The input:
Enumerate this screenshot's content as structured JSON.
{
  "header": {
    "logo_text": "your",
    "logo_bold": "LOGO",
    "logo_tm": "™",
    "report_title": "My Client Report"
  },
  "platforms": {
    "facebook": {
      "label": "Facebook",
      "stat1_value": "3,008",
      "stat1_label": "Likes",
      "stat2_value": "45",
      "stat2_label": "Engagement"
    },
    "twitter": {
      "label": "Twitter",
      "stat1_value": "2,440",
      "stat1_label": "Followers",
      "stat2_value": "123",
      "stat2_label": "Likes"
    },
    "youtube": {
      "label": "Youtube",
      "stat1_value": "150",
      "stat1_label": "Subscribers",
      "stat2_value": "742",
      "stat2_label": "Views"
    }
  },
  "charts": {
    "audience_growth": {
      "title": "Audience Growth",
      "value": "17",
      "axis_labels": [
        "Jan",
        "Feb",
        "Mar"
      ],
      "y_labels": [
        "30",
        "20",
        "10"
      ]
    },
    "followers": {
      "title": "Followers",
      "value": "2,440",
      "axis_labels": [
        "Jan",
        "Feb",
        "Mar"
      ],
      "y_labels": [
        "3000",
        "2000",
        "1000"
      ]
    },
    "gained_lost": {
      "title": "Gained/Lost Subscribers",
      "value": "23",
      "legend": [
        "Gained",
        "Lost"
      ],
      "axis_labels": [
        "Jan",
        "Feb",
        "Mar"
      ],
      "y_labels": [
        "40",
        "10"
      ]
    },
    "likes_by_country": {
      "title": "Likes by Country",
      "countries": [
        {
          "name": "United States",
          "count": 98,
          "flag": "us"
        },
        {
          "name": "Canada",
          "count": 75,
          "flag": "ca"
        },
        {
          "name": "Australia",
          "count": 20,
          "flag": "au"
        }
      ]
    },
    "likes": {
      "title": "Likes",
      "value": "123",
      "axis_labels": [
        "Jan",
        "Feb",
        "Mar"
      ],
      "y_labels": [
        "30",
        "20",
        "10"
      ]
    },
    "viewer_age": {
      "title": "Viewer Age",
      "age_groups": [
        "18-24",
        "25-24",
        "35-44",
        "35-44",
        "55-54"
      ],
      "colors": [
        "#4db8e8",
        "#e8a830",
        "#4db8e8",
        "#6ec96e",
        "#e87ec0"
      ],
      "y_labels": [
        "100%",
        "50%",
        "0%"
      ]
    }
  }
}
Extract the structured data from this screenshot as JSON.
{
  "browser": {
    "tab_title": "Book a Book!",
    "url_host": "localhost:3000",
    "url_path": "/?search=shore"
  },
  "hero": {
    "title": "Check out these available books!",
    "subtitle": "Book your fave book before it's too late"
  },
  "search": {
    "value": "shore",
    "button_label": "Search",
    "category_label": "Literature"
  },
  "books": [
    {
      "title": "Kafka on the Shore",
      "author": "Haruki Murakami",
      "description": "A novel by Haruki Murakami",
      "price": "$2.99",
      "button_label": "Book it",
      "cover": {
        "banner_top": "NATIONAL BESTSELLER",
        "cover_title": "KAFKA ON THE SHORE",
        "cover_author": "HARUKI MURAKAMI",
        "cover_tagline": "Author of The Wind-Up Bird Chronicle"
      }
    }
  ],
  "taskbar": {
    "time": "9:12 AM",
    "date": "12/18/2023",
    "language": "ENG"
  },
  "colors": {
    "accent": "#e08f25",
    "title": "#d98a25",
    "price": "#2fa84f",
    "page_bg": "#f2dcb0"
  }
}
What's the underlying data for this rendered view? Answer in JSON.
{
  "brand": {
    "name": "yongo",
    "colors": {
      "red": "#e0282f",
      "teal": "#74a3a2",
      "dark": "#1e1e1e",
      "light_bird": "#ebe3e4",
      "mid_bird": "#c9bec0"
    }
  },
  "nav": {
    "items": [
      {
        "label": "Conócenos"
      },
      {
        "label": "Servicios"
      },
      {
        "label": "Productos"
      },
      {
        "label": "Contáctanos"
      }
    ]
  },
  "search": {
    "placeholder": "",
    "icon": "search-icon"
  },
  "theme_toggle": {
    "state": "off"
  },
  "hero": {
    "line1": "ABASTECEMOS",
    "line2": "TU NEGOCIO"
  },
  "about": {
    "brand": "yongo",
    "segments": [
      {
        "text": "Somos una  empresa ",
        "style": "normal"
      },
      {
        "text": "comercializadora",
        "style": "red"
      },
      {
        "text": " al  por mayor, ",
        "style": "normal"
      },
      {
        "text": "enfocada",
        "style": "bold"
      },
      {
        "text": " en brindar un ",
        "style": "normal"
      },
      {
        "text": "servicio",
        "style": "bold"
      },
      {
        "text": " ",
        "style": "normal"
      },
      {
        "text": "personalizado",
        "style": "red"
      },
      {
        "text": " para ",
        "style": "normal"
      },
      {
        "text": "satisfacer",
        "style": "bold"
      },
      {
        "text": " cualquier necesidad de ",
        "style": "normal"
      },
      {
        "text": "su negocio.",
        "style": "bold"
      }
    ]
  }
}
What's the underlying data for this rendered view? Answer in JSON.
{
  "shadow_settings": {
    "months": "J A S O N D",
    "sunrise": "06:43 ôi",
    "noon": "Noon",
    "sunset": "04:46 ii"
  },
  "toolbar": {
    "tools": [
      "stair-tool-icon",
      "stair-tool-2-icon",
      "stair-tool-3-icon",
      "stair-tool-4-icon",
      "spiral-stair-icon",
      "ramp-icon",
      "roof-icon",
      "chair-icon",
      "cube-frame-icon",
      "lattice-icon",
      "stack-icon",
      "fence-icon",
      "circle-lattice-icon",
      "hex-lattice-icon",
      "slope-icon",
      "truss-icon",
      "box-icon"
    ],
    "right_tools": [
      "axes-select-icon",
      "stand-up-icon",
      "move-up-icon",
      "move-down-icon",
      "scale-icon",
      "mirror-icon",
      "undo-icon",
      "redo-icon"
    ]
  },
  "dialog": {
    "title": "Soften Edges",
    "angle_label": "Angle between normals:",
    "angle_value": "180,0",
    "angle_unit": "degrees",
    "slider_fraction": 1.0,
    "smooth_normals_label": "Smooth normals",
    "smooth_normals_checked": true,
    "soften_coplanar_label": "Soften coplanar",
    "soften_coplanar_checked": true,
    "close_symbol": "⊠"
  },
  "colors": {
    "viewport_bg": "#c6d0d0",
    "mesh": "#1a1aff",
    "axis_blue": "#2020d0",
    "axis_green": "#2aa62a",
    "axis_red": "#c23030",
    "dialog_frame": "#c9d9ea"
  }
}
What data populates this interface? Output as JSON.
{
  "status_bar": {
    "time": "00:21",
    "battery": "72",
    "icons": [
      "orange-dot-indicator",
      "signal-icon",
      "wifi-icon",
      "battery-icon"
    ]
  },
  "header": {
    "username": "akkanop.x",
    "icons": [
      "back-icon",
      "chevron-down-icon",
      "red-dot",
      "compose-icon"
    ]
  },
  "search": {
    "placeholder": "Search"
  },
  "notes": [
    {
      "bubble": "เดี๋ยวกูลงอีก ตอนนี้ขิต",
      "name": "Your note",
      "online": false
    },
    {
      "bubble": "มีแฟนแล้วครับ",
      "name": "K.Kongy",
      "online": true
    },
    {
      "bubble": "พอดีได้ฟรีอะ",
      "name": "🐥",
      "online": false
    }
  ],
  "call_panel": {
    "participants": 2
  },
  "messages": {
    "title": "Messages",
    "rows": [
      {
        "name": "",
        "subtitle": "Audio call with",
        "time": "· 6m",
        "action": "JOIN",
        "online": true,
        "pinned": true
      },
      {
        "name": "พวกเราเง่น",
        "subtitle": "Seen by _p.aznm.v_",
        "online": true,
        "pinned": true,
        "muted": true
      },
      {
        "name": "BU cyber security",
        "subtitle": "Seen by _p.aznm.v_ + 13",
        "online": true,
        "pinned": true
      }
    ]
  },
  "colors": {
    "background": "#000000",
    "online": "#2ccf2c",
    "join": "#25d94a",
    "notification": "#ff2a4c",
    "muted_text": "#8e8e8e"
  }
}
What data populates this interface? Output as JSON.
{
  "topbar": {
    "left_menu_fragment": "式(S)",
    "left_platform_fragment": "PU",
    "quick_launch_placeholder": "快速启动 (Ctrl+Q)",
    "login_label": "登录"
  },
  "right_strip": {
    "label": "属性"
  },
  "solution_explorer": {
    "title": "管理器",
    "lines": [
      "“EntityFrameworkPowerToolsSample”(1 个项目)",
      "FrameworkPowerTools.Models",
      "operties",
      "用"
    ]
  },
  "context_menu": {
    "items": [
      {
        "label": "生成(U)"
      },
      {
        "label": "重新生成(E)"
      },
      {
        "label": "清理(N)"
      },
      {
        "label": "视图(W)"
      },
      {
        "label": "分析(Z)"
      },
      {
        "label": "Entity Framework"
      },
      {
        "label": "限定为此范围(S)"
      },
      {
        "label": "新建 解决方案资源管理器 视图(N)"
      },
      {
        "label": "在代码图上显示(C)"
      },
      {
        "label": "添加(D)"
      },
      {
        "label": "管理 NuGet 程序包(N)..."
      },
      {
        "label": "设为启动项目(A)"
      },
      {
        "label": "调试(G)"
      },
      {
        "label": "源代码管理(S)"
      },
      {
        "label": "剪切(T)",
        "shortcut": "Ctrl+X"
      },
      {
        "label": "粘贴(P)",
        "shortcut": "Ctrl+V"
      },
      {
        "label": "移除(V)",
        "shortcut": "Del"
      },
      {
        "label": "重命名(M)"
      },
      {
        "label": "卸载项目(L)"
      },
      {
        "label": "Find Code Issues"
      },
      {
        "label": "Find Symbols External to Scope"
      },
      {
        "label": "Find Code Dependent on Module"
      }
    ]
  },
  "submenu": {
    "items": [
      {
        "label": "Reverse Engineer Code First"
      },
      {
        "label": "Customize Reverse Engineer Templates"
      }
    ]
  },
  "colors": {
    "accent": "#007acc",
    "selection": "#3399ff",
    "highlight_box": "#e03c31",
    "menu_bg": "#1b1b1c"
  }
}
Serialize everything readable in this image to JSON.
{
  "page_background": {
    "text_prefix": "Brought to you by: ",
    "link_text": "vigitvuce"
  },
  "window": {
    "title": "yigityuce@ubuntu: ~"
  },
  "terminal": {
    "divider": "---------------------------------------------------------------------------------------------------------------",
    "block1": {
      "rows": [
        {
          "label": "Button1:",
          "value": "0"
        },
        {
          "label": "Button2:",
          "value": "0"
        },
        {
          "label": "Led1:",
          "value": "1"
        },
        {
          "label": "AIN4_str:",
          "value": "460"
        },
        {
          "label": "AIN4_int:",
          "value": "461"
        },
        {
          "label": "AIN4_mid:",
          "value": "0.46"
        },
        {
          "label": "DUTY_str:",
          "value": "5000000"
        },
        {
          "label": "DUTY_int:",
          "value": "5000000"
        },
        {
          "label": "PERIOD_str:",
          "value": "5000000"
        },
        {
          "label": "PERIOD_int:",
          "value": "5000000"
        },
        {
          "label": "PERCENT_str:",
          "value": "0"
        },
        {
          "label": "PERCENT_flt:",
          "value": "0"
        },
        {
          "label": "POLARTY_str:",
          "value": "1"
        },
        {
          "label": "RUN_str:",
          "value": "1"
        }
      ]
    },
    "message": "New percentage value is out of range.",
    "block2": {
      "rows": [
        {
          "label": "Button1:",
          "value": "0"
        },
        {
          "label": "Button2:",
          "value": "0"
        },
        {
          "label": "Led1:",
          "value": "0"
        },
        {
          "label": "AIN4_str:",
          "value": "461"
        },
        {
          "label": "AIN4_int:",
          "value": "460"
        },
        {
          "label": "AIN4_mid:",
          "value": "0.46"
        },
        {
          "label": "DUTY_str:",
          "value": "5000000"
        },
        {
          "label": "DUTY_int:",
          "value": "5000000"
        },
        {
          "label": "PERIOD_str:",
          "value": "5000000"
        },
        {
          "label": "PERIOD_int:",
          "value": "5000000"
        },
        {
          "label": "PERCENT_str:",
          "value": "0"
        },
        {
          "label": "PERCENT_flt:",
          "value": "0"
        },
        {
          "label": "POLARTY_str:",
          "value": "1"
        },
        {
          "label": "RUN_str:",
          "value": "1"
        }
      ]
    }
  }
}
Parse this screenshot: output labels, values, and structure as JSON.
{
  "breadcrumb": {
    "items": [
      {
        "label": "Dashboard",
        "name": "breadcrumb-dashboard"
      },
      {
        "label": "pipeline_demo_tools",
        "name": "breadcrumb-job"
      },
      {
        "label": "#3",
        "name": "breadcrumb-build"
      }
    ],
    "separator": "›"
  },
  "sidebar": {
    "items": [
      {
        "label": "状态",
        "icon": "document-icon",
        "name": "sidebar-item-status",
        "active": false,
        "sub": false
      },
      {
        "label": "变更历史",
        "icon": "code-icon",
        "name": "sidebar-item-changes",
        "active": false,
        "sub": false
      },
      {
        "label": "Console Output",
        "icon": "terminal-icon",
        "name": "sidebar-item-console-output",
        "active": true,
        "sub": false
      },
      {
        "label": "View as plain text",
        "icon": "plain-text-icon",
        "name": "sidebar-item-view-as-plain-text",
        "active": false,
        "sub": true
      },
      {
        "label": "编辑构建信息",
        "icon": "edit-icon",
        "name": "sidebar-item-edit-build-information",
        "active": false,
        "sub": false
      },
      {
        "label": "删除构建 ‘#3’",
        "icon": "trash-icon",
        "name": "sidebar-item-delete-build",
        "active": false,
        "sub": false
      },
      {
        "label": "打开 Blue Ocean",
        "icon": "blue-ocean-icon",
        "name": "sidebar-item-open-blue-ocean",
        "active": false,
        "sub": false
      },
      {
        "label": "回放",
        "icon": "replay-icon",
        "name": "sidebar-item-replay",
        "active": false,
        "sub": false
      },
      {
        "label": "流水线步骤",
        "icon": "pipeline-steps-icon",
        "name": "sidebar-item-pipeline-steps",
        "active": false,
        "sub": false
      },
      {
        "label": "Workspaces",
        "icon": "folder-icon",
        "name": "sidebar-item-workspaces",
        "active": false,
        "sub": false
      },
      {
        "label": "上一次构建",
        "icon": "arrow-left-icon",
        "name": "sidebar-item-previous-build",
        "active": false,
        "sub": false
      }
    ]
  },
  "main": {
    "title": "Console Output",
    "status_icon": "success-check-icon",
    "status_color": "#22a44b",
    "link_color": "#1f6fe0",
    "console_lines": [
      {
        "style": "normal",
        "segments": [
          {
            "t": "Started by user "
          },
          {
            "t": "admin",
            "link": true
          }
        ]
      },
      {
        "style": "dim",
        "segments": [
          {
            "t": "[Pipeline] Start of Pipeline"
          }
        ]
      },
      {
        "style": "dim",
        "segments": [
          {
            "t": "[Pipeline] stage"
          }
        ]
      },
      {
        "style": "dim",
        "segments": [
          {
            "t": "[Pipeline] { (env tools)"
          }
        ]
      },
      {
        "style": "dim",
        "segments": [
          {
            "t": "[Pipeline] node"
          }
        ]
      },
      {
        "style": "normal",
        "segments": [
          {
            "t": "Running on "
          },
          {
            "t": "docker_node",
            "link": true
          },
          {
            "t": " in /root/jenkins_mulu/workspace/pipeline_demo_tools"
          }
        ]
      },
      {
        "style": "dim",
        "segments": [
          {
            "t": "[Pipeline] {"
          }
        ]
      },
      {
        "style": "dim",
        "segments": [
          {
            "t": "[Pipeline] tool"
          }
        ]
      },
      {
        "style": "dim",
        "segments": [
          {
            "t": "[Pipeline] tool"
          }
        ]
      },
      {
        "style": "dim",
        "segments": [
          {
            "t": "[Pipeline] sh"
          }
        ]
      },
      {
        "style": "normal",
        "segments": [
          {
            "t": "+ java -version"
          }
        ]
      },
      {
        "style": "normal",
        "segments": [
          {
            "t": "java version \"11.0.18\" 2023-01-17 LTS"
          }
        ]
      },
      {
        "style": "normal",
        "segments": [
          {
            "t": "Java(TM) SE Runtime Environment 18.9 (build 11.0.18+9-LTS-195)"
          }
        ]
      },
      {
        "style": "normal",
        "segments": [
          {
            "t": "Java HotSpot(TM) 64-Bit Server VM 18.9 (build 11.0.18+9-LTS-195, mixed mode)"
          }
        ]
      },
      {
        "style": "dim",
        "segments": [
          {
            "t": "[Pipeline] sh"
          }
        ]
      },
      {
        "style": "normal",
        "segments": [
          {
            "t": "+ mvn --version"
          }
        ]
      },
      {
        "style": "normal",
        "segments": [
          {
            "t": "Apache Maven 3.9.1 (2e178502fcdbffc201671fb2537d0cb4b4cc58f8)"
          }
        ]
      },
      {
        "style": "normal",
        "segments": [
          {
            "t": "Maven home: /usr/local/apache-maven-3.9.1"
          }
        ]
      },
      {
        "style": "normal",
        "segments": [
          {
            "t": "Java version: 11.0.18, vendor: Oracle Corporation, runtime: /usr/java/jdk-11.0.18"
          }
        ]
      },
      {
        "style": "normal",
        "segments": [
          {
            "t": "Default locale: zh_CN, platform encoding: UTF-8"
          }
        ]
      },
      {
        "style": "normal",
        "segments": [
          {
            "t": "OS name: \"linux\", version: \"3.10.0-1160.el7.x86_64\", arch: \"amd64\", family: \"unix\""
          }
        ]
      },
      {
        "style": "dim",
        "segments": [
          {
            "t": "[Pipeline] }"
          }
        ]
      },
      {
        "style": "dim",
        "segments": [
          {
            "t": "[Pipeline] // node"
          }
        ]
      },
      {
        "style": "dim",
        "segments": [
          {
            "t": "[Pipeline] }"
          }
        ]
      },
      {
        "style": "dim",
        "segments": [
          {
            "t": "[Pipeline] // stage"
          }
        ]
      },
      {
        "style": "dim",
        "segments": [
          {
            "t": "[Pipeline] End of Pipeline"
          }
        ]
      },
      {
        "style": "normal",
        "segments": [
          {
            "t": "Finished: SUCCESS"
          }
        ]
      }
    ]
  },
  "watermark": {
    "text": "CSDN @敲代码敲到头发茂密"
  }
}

Set exercise:
Of the lines in this listing, how many contain "books"? Reply with the number and nothing more.

Response for this exercise:
2